§ **Raw data**:
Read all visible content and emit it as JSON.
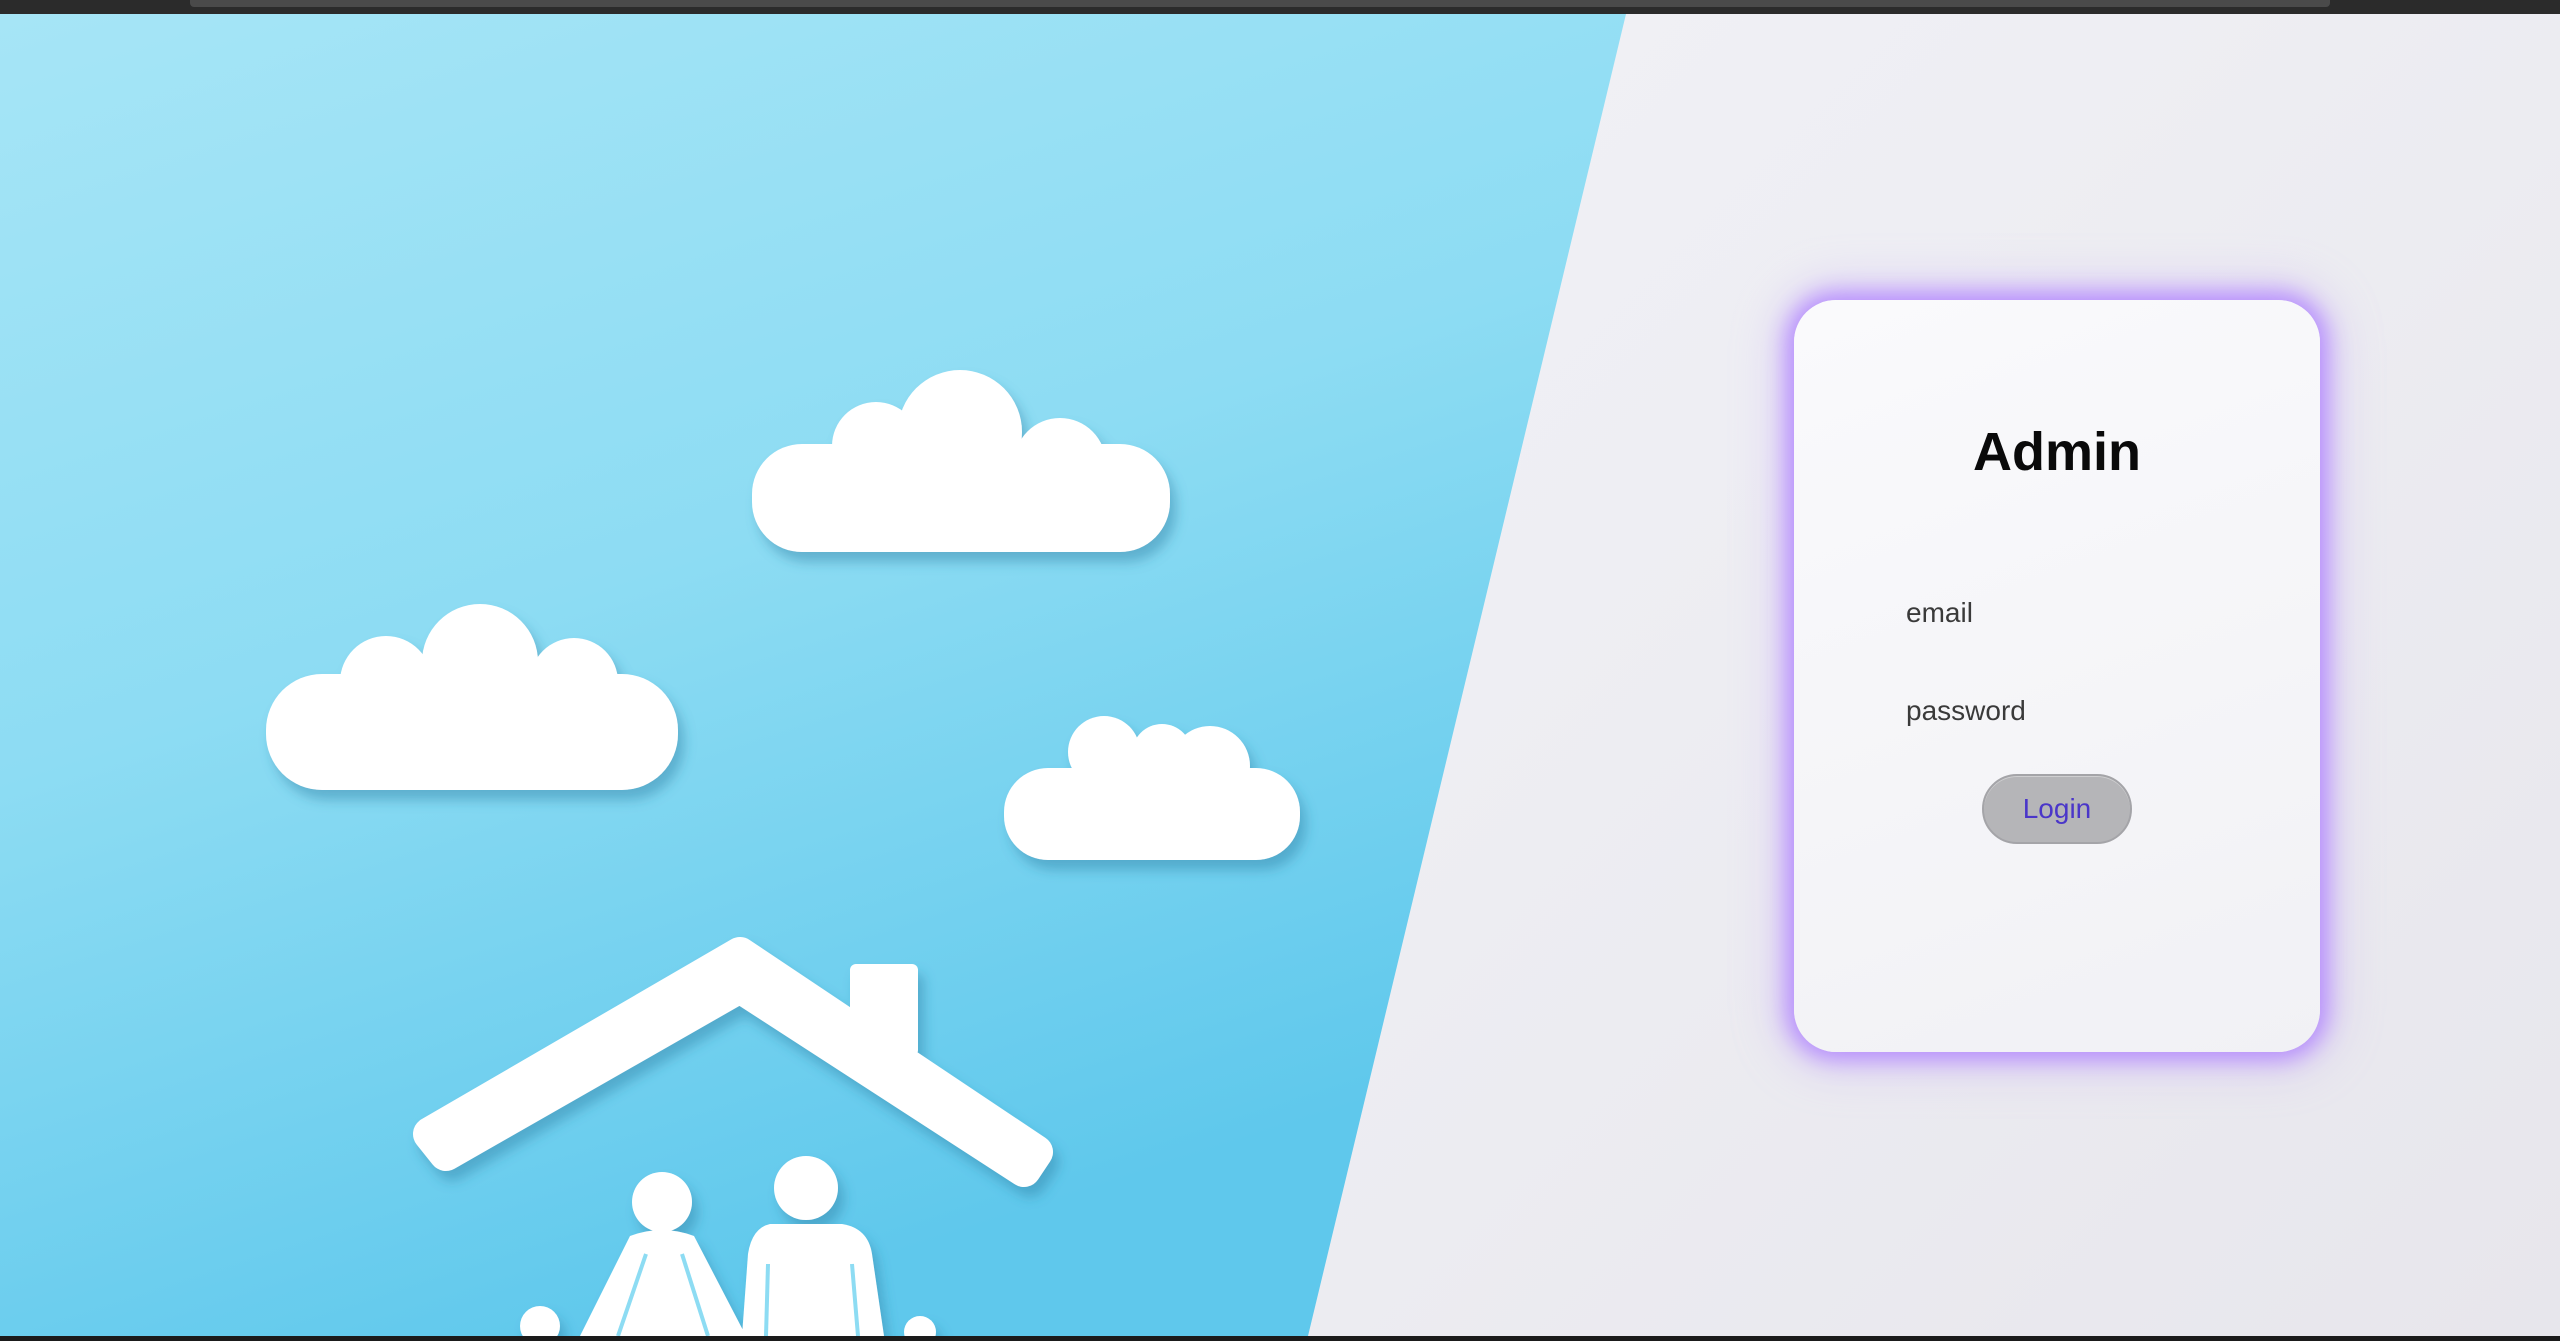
{
  "login_card": {
    "title": "Admin",
    "email_label": "email",
    "password_label": "password",
    "login_button_label": "Login"
  },
  "colors": {
    "hero_blue": "#8fdcf2",
    "card_glow": "#aa78ff",
    "button_bg": "#b5b5b8",
    "button_text": "#4a36c9"
  },
  "icons": {
    "hero_image": "clouds-house-family-illustration"
  }
}
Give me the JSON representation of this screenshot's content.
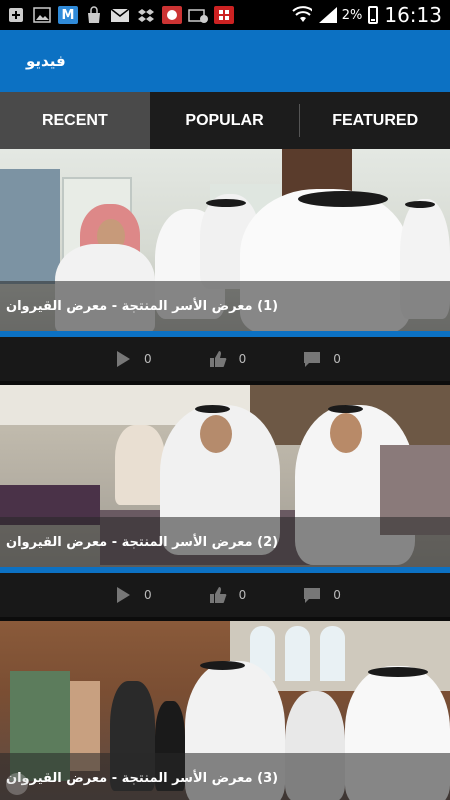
{
  "status_bar": {
    "battery_percent": "2%",
    "time": "16:13",
    "icons": [
      "add-box-icon",
      "image-icon",
      "m-app-icon",
      "bag-app-icon",
      "gmail-icon",
      "dropbox-icon",
      "app-icon",
      "mail-blocked-icon",
      "app-badge-icon",
      "wifi-icon",
      "signal-icon",
      "battery-icon"
    ]
  },
  "app_bar": {
    "title": "فيديو",
    "color": "#0c71c3"
  },
  "tabs": [
    {
      "label": "RECENT",
      "active": true
    },
    {
      "label": "POPULAR",
      "active": false
    },
    {
      "label": "FEATURED",
      "active": false
    }
  ],
  "videos": [
    {
      "title": "(1) معرض الأسر المنتجة - معرض القيروان",
      "plays": "0",
      "likes": "0",
      "comments": "0"
    },
    {
      "title": "(2) معرض الأسر المنتجة - معرض القيروان",
      "plays": "0",
      "likes": "0",
      "comments": "0"
    },
    {
      "title": "(3) معرض الأسر المنتجة - معرض القيروان"
    }
  ],
  "icons": {
    "play": "play-icon",
    "like": "thumbs-up-icon",
    "comment": "comment-icon"
  }
}
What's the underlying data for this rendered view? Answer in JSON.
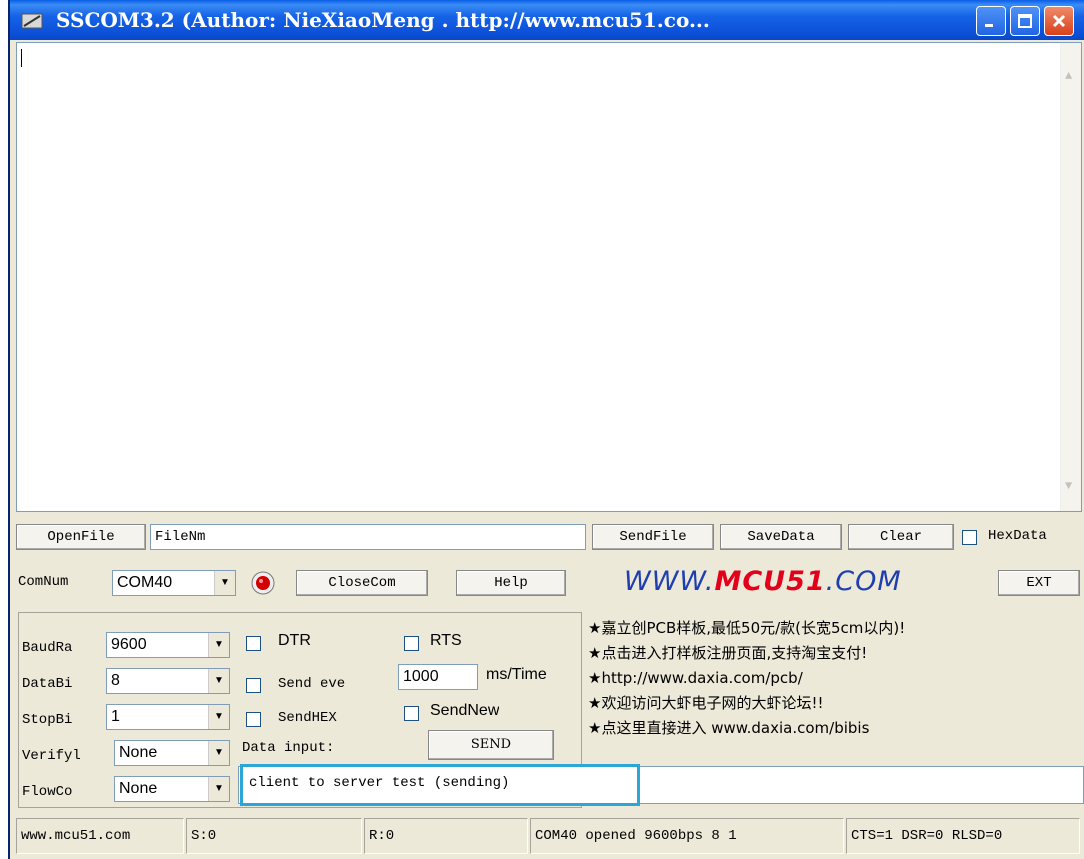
{
  "title": "SSCOM3.2 (Author: NieXiaoMeng .  http://www.mcu51.co...",
  "output_text": "",
  "file_row": {
    "open_file": "OpenFile",
    "file_name": "FileNm",
    "send_file": "SendFile",
    "save_data": "SaveData",
    "clear": "Clear",
    "hex_data": "HexData"
  },
  "com_row": {
    "com_num_label": "ComNum",
    "com_num_value": "COM40",
    "close_com": "CloseCom",
    "help": "Help",
    "brand_left": "WWW.",
    "brand_mid": "MCU51",
    "brand_right": ".COM",
    "ext": "EXT"
  },
  "settings": {
    "baud_label": "BaudRa",
    "baud_value": "9600",
    "data_bits_label": "DataBi",
    "data_bits_value": "8",
    "stop_bits_label": "StopBi",
    "stop_bits_value": "1",
    "verify_label": "Verifyl",
    "verify_value": "None",
    "flow_label": "FlowCo",
    "flow_value": "None"
  },
  "options": {
    "dtr": "DTR",
    "rts": "RTS",
    "send_every": "Send eve",
    "interval_value": "1000",
    "interval_unit": "ms/Time",
    "send_hex": "SendHEX",
    "send_new": "SendNew",
    "data_input_label": "Data input:",
    "send": "SEND",
    "data_input_value": "client to server test (sending)"
  },
  "ads": [
    "★嘉立创PCB样板,最低50元/款(长宽5cm以内)!",
    "★点击进入打样板注册页面,支持淘宝支付!",
    "★http://www.daxia.com/pcb/",
    "★欢迎访问大虾电子网的大虾论坛!!",
    "★点这里直接进入 www.daxia.com/bibis"
  ],
  "status": {
    "site": "www.mcu51.com",
    "sent": "S:0",
    "received": "R:0",
    "port_status": "COM40 opened 9600bps  8 1",
    "signals": "CTS=1 DSR=0 RLSD=0"
  },
  "colors": {
    "titlebar": "#0b4fd8",
    "highlight": "#2ba6d6",
    "brand_blue": "#1f3fb1",
    "brand_red": "#e3001b",
    "indicator": "#d40000"
  }
}
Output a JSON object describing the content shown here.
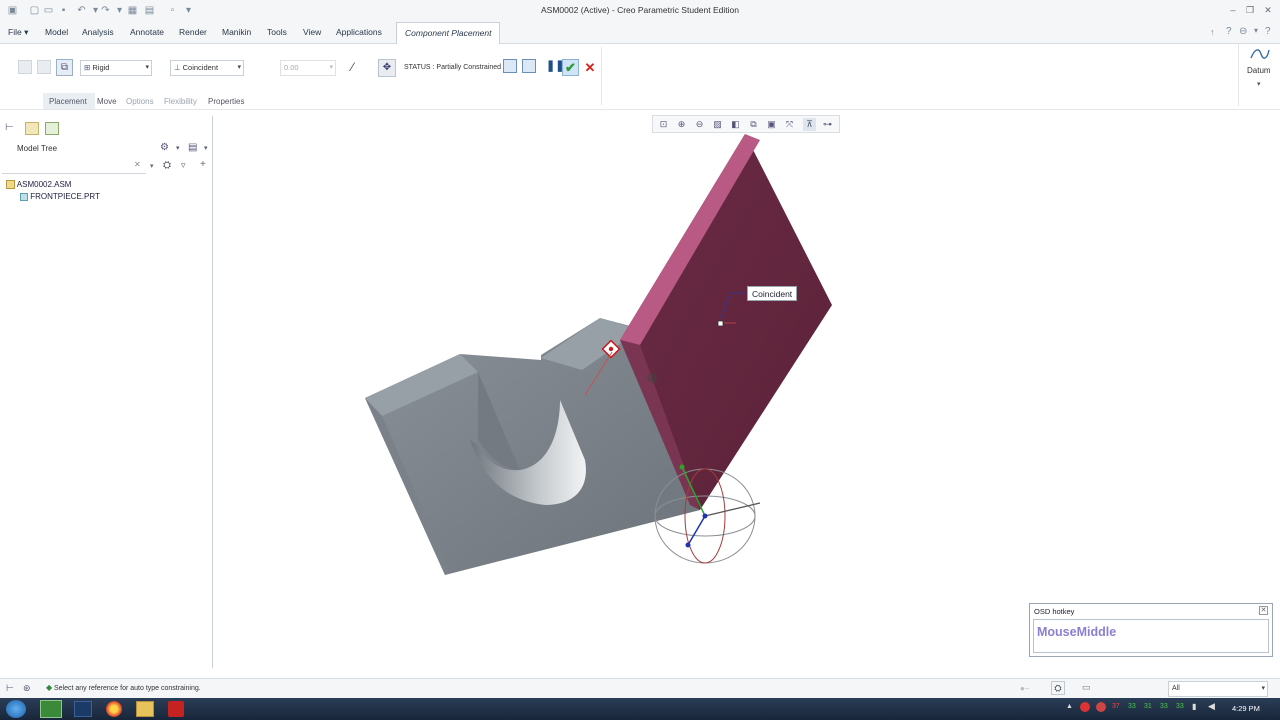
{
  "window": {
    "title": "ASM0002 (Active) - Creo Parametric Student Edition"
  },
  "tabs": {
    "file": "File",
    "model": "Model",
    "analysis": "Analysis",
    "annotate": "Annotate",
    "render": "Render",
    "manikin": "Manikin",
    "tools": "Tools",
    "view": "View",
    "applications": "Applications",
    "component_placement": "Component Placement"
  },
  "ribbon": {
    "constraint_set": "Rigid",
    "constraint_type": "Coincident",
    "offset_value": "0.00",
    "status": "STATUS : Partially Constrained",
    "datum_label": "Datum"
  },
  "subtabs": {
    "placement": "Placement",
    "move": "Move",
    "options": "Options",
    "flexibility": "Flexibility",
    "properties": "Properties"
  },
  "model_tree": {
    "header": "Model Tree",
    "items": [
      {
        "label": "ASM0002.ASM",
        "icon": "assembly-icon"
      },
      {
        "label": "FRONTPIECE.PRT",
        "icon": "part-icon"
      }
    ]
  },
  "graphics": {
    "constraint_label": "Coincident",
    "colors": {
      "part_gray": "#7d858c",
      "placed_part": "#6b2a44",
      "placed_edge": "#b85a84"
    }
  },
  "osd": {
    "title": "OSD hotkey",
    "key": "MouseMiddle"
  },
  "statusbar": {
    "message": "Select any reference for auto type constraining.",
    "filter": "All"
  },
  "taskbar": {
    "clock": "4:29 PM"
  }
}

§ **What is needed**: Your task is to set down the records shown above exactly, minus any pictures.

§ **Result**:
Read all visible content and emit it as JSON.
{
  "login_card": {
    "title": "Admin",
    "email_label": "email",
    "password_label": "password",
    "login_button_label": "Login"
  },
  "colors": {
    "hero_blue": "#8fdcf2",
    "card_glow": "#aa78ff",
    "button_bg": "#b5b5b8",
    "button_text": "#4a36c9"
  },
  "icons": {
    "hero_image": "clouds-house-family-illustration"
  }
}
Give me the JSON representation of this screenshot's content.
{
  "status_bar": {
    "battery_percent": "2%",
    "time": "16:13",
    "icons": [
      "add-box-icon",
      "image-icon",
      "m-app-icon",
      "bag-app-icon",
      "gmail-icon",
      "dropbox-icon",
      "app-icon",
      "mail-blocked-icon",
      "app-badge-icon",
      "wifi-icon",
      "signal-icon",
      "battery-icon"
    ]
  },
  "app_bar": {
    "title": "فيديو",
    "color": "#0c71c3"
  },
  "tabs": [
    {
      "label": "RECENT",
      "active": true
    },
    {
      "label": "POPULAR",
      "active": false
    },
    {
      "label": "FEATURED",
      "active": false
    }
  ],
  "videos": [
    {
      "title": "(1) معرض الأسر المنتجة - معرض القيروان",
      "plays": "0",
      "likes": "0",
      "comments": "0"
    },
    {
      "title": "(2) معرض الأسر المنتجة - معرض القيروان",
      "plays": "0",
      "likes": "0",
      "comments": "0"
    },
    {
      "title": "(3) معرض الأسر المنتجة - معرض القيروان"
    }
  ],
  "icons": {
    "play": "play-icon",
    "like": "thumbs-up-icon",
    "comment": "comment-icon"
  }
}
What's the underlying data for this rendered view? Answer in JSON.
{
  "title": "SSCOM3.2 (Author: NieXiaoMeng .  http://www.mcu51.co...",
  "output_text": "",
  "file_row": {
    "open_file": "OpenFile",
    "file_name": "FileNm",
    "send_file": "SendFile",
    "save_data": "SaveData",
    "clear": "Clear",
    "hex_data": "HexData"
  },
  "com_row": {
    "com_num_label": "ComNum",
    "com_num_value": "COM40",
    "close_com": "CloseCom",
    "help": "Help",
    "brand_left": "WWW.",
    "brand_mid": "MCU51",
    "brand_right": ".COM",
    "ext": "EXT"
  },
  "settings": {
    "baud_label": "BaudRa",
    "baud_value": "9600",
    "data_bits_label": "DataBi",
    "data_bits_value": "8",
    "stop_bits_label": "StopBi",
    "stop_bits_value": "1",
    "verify_label": "Verifyl",
    "verify_value": "None",
    "flow_label": "FlowCo",
    "flow_value": "None"
  },
  "options": {
    "dtr": "DTR",
    "rts": "RTS",
    "send_every": "Send eve",
    "interval_value": "1000",
    "interval_unit": "ms/Time",
    "send_hex": "SendHEX",
    "send_new": "SendNew",
    "data_input_label": "Data input:",
    "send": "SEND",
    "data_input_value": "client to server test (sending)"
  },
  "ads": [
    "★嘉立创PCB样板,最低50元/款(长宽5cm以内)!",
    "★点击进入打样板注册页面,支持淘宝支付!",
    "★http://www.daxia.com/pcb/",
    "★欢迎访问大虾电子网的大虾论坛!!",
    "★点这里直接进入 www.daxia.com/bibis"
  ],
  "status": {
    "site": "www.mcu51.com",
    "sent": "S:0",
    "received": "R:0",
    "port_status": "COM40 opened 9600bps  8 1",
    "signals": "CTS=1 DSR=0 RLSD=0"
  },
  "colors": {
    "titlebar": "#0b4fd8",
    "highlight": "#2ba6d6",
    "brand_blue": "#1f3fb1",
    "brand_red": "#e3001b",
    "indicator": "#d40000"
  }
}
Output a JSON object describing the content shown here.
{
  "window": {
    "title": "ASM0002 (Active) - Creo Parametric Student Edition"
  },
  "tabs": {
    "file": "File",
    "model": "Model",
    "analysis": "Analysis",
    "annotate": "Annotate",
    "render": "Render",
    "manikin": "Manikin",
    "tools": "Tools",
    "view": "View",
    "applications": "Applications",
    "component_placement": "Component Placement"
  },
  "ribbon": {
    "constraint_set": "Rigid",
    "constraint_type": "Coincident",
    "offset_value": "0.00",
    "status": "STATUS : Partially Constrained",
    "datum_label": "Datum"
  },
  "subtabs": {
    "placement": "Placement",
    "move": "Move",
    "options": "Options",
    "flexibility": "Flexibility",
    "properties": "Properties"
  },
  "model_tree": {
    "header": "Model Tree",
    "items": [
      {
        "label": "ASM0002.ASM",
        "icon": "assembly-icon"
      },
      {
        "label": "FRONTPIECE.PRT",
        "icon": "part-icon"
      }
    ]
  },
  "graphics": {
    "constraint_label": "Coincident",
    "colors": {
      "part_gray": "#7d858c",
      "placed_part": "#6b2a44",
      "placed_edge": "#b85a84"
    }
  },
  "osd": {
    "title": "OSD hotkey",
    "key": "MouseMiddle"
  },
  "statusbar": {
    "message": "Select any reference for auto type constraining.",
    "filter": "All"
  },
  "taskbar": {
    "clock": "4:29 PM"
  }
}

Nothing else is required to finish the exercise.